Dataset records:
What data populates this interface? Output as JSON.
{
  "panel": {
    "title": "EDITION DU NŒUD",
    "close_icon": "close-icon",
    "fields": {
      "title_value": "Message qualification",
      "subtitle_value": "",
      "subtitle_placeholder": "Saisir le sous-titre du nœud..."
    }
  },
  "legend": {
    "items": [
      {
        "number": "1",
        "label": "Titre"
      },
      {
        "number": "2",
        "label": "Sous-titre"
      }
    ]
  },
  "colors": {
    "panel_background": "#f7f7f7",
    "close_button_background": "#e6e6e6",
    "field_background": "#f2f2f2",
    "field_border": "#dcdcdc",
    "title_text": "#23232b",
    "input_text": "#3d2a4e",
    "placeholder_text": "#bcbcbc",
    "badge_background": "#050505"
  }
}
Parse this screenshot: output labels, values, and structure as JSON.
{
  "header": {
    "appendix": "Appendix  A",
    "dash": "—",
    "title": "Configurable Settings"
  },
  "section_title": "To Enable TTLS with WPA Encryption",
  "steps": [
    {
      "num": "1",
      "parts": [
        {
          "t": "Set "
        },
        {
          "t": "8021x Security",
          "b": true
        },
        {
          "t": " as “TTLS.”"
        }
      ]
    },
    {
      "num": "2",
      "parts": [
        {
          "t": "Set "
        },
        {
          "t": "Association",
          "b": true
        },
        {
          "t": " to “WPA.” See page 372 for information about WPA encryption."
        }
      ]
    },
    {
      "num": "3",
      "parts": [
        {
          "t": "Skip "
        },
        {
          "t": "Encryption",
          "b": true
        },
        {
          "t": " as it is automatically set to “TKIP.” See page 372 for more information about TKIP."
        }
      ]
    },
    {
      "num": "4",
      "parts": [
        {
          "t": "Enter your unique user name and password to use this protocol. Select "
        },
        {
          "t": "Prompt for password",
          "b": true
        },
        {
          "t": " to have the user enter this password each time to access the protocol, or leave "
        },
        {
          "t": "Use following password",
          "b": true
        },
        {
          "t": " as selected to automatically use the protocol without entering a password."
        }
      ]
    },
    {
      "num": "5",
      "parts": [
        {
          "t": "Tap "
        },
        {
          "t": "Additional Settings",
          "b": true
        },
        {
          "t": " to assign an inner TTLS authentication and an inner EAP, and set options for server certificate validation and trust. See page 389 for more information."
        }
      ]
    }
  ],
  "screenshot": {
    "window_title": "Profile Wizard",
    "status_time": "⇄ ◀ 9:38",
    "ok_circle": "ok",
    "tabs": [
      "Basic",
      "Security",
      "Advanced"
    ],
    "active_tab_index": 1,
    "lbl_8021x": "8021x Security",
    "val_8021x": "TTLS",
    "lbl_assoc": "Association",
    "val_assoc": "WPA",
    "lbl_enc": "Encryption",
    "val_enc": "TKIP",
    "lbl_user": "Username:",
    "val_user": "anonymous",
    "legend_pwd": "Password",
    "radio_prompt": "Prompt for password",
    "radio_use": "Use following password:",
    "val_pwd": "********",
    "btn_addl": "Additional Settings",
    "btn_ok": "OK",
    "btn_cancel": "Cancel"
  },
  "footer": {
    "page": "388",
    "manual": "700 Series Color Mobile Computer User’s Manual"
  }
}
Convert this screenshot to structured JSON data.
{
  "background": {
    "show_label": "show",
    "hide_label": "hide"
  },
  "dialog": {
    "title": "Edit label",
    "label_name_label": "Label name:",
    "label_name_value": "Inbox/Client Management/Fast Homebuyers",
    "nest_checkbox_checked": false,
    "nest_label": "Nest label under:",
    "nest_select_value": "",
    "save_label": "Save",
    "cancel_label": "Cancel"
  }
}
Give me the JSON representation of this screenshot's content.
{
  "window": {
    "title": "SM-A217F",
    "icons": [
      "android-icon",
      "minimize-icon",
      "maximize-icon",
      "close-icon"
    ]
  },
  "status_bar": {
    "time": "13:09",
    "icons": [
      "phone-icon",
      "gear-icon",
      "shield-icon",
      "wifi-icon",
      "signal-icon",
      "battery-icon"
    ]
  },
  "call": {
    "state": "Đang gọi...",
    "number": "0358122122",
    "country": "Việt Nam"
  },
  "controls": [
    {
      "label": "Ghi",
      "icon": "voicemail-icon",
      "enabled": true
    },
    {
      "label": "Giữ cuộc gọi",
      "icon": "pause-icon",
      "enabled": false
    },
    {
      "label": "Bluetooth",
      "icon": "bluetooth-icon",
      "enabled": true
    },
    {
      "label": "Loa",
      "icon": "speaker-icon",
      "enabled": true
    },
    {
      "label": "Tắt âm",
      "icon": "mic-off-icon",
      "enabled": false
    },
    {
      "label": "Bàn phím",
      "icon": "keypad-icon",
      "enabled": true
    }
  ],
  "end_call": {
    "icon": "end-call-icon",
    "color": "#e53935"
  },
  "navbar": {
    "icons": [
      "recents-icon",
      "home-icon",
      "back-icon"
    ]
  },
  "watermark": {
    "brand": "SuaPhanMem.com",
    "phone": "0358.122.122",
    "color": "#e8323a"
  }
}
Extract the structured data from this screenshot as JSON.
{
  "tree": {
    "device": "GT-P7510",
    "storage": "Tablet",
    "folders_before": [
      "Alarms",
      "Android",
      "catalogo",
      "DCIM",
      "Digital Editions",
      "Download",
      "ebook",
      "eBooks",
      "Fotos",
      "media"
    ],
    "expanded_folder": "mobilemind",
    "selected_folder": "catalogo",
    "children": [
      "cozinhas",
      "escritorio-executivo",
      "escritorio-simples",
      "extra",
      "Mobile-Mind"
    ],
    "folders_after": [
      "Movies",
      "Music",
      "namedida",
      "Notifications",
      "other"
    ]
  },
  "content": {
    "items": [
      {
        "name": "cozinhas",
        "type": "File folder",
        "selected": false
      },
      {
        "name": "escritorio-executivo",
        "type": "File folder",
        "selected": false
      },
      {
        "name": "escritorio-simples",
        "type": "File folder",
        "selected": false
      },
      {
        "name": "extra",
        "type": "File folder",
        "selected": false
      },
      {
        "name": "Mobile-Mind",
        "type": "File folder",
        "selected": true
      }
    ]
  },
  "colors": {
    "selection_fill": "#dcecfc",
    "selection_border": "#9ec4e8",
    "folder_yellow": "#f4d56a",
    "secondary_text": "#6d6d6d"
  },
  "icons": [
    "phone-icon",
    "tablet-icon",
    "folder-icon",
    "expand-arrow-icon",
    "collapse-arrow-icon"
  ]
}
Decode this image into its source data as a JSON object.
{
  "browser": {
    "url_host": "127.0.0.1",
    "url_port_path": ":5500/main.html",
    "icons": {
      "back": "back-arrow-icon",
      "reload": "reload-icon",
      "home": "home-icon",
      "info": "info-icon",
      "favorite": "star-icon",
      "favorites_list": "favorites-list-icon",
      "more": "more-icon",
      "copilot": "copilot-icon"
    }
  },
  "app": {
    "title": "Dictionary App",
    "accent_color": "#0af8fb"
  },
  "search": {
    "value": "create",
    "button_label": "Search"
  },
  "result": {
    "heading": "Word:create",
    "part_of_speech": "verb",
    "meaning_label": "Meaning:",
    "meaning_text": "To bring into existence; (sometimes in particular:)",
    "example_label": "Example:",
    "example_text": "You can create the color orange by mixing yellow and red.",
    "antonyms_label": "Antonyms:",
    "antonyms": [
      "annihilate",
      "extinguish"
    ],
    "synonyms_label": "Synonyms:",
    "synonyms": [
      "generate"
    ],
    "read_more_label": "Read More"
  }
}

Instructions to follow: Scan the listing above and identify each line holding the string "create"; copy every such line.

Written response:
    "value": "create",
    "heading": "Word:create",
    "example_text": "You can create the color orange by mixing yellow and red.",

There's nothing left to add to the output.